> [Task instructions]
Transcribe the records in full, keeping every character as it is.

(Stored data)
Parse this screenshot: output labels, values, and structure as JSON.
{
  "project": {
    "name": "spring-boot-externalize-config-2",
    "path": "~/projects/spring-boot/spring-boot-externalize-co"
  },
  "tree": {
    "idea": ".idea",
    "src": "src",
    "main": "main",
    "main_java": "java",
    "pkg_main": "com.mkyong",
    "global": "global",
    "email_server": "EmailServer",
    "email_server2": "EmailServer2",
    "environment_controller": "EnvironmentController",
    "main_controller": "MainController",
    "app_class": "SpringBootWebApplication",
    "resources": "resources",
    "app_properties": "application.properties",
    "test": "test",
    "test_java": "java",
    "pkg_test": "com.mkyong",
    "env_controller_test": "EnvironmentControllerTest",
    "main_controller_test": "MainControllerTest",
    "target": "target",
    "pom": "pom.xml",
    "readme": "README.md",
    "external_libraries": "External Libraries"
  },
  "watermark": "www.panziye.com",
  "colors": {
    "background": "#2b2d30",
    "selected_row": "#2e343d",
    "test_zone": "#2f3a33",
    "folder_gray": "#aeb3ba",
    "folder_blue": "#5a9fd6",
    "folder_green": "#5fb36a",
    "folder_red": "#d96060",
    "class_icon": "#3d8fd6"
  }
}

> [Reply to the task]
Parse this screenshot: output labels, values, and structure as JSON.
{
  "project": {
    "name": "spring-boot-externalize-config-2",
    "path": "~/projects/spring-boot/spring-boot-externalize-co"
  },
  "tree": {
    "idea": ".idea",
    "src": "src",
    "main": "main",
    "main_java": "java",
    "pkg_main": "com.mkyong",
    "global": "global",
    "email_server": "EmailServer",
    "email_server2": "EmailServer2",
    "environment_controller": "EnvironmentController",
    "main_controller": "MainController",
    "app_class": "SpringBootWebApplication",
    "resources": "resources",
    "app_properties": "application.properties",
    "test": "test",
    "test_java": "java",
    "pkg_test": "com.mkyong",
    "env_controller_test": "EnvironmentControllerTest",
    "main_controller_test": "MainControllerTest",
    "target": "target",
    "pom": "pom.xml",
    "readme": "README.md",
    "external_libraries": "External Libraries"
  },
  "watermark": "www.panziye.com",
  "colors": {
    "background": "#2b2d30",
    "selected_row": "#2e343d",
    "test_zone": "#2f3a33",
    "folder_gray": "#aeb3ba",
    "folder_blue": "#5a9fd6",
    "folder_green": "#5fb36a",
    "folder_red": "#d96060",
    "class_icon": "#3d8fd6"
  }
}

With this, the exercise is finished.